Text provided:
Re: [RFC PATCHv6 1/2] repack: rewrite the shell script in C

[Date Prev][Date Next][Thread Prev][Thread Next][Date Index][Thread Index]

 



Stefan Beller <stefanbeller@xxxxxxxxxxxxxx> writes:

> The motivation of this patch is to get closer to a goal of being
> able to have a core subset of git functionality built in to git.
> That would mean
>
>  * people on Windows could get a copy of at least the core parts
>    of Git without having to install a Unix-style shell
>
>  * people deploying to servers don't have to rewrite the #! line
>    or worry about the PATH and quality of installed POSIX
>    utilities, if they are only using the built-in part written
>    in C

I am not sure what is meant by the latter.  Rewriting #! is part of
any scripted Porcelain done by the top-level Makefile, and I do not
think we have seen any problem reports on it.

As to "quality of ... utilities", I think the real issue some people
in the thread had was not about "deploying to servers" but about
installing in a minimalistic chrooted environment where standard
tools may be lacking.

> diff --git a/builtin/repack.c b/builtin/repack.c
> new file mode 100644
> index 0000000..fb050c0
> --- /dev/null
> +++ b/builtin/repack.c
> @@ -0,0 +1,376 @@
> +/*
> + * The shell version was written by Linus Torvalds (2005) and many others.

Written instruction A:
According to the mailing list reply about rewriting repack in C, what setting did some people in the thread actually have in mind when they raised concerns about the quality of utilities?
Written instruction B:
List every navigation link that appears in square brackets near the top of the mailing list reply.

Element position data:
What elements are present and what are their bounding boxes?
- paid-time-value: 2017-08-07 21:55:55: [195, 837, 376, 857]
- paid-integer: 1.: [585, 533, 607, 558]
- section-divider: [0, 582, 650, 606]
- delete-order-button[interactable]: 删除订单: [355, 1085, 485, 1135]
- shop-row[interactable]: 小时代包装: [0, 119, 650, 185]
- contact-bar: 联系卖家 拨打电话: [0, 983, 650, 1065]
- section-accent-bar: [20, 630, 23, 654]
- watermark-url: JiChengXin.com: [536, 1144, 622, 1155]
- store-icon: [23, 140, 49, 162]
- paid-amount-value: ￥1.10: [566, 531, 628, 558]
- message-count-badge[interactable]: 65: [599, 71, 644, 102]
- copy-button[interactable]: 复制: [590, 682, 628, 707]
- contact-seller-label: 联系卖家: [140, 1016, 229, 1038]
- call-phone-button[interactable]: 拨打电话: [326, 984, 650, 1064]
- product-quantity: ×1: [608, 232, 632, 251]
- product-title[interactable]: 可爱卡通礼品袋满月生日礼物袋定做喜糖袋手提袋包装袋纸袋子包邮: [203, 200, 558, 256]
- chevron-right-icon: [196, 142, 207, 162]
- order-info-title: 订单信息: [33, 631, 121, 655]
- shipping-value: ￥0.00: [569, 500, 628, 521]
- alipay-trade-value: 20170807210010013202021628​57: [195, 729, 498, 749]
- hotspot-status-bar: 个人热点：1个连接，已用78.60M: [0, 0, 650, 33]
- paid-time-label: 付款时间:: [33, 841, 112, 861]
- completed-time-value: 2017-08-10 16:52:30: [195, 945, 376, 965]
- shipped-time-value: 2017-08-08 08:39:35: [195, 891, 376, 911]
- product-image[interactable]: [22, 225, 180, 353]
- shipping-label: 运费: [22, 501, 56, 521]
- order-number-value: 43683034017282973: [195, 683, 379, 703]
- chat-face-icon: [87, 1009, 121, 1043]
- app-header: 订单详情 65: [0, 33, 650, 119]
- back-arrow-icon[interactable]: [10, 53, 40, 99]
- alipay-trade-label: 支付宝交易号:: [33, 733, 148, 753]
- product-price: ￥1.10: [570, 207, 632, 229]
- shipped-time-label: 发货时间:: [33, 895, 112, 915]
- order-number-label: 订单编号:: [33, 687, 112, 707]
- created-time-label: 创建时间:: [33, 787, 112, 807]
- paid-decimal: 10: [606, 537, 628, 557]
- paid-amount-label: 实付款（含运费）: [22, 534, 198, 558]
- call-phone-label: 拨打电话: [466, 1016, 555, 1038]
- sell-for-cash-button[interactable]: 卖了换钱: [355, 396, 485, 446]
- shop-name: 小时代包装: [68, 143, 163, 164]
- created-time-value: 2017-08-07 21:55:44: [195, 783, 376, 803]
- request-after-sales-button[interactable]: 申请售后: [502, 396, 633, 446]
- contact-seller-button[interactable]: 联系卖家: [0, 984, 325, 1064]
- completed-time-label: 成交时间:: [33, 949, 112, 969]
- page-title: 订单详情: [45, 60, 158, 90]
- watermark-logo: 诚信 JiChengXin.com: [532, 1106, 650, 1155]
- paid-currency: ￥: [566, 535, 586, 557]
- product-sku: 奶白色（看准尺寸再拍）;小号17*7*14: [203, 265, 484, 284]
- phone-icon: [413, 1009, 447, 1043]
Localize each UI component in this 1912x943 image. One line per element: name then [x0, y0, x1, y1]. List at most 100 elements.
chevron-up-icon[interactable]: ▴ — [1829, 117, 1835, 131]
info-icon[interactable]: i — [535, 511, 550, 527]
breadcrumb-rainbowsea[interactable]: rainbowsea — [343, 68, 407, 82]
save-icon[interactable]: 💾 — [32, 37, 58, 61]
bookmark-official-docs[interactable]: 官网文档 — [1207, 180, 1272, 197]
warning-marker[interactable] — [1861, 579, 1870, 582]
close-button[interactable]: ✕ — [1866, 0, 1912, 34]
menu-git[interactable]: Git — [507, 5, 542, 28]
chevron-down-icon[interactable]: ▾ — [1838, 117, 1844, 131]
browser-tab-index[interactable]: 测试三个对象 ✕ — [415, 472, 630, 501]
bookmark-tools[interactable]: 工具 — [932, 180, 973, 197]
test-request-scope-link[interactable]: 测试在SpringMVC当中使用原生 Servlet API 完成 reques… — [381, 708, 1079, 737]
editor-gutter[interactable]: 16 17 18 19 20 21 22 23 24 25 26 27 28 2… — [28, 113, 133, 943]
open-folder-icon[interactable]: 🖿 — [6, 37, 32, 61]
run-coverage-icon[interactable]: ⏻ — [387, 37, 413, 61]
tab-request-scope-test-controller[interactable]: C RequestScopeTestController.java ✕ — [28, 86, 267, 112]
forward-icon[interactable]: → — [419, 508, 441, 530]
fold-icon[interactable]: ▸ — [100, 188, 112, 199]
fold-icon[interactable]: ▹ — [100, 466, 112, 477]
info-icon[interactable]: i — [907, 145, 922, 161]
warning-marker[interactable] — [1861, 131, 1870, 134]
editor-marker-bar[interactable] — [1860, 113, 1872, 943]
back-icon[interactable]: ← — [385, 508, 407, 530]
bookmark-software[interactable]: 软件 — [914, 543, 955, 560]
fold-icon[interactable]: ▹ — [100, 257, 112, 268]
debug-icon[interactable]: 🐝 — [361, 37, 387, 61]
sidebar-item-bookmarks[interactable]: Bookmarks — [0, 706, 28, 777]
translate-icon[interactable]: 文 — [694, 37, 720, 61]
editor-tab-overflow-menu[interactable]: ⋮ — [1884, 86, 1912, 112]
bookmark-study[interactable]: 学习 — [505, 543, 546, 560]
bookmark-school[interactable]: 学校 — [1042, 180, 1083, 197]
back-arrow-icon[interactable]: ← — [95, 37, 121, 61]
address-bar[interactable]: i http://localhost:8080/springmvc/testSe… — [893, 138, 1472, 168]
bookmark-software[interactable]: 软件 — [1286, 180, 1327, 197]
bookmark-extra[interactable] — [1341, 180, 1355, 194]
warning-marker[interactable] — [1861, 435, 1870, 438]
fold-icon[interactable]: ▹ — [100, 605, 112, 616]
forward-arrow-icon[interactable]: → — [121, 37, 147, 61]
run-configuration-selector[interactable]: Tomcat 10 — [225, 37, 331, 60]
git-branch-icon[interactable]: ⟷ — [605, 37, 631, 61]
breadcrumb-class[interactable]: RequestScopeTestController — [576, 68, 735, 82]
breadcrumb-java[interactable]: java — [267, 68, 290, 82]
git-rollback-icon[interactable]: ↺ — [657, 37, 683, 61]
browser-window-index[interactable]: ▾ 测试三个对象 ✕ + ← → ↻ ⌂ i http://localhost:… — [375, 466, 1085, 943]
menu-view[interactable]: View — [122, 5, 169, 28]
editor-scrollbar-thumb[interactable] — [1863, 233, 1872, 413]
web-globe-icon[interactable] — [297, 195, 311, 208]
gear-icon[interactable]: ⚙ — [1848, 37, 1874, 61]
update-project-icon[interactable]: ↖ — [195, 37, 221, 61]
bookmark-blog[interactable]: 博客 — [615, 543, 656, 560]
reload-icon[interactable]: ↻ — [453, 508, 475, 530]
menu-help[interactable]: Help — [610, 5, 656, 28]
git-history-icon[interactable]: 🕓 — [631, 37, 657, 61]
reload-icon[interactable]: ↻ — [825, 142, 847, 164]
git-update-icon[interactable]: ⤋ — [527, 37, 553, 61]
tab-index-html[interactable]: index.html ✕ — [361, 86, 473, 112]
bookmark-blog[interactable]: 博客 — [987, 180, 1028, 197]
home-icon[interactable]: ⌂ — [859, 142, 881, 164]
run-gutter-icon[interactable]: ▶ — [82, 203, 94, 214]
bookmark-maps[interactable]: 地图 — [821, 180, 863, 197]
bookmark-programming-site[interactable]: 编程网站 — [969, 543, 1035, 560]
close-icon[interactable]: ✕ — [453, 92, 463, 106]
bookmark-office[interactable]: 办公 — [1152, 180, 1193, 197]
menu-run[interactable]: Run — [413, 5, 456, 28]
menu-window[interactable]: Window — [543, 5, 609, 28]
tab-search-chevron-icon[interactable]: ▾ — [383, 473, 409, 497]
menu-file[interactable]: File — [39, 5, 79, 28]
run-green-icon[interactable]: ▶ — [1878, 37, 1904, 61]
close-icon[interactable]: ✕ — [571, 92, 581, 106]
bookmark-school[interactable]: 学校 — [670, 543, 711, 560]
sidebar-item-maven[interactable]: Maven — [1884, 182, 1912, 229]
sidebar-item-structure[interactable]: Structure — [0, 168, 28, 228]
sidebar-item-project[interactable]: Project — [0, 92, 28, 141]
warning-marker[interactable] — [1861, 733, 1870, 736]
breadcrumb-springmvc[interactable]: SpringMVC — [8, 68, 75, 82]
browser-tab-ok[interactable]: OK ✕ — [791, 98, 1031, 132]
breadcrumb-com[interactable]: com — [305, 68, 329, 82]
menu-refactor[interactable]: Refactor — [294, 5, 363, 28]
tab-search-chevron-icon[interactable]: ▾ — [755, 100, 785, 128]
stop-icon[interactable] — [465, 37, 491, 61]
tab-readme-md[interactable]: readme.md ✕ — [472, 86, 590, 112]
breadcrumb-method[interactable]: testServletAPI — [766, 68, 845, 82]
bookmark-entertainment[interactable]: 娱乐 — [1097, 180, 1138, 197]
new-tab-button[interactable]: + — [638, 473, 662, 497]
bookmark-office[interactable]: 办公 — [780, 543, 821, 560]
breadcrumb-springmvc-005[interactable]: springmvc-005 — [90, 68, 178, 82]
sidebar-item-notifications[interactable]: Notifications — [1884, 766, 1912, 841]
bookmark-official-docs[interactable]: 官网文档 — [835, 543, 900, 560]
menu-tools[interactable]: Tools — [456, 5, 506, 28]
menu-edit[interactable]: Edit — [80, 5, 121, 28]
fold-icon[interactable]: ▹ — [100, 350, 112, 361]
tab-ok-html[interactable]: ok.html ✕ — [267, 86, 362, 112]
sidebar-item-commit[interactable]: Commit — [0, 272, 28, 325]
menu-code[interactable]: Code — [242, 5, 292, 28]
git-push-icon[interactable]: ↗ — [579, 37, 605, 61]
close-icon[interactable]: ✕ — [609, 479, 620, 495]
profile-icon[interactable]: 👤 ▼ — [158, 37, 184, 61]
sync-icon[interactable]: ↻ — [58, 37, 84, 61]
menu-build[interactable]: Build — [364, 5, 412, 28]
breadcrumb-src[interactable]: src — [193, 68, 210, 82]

Final result A:
Installing in a minimalistic chrooted environment where standard tools may be lacking.

Final result B:
Date Prev, Date Next, Thread Prev, Thread Next, Date Index, Thread Index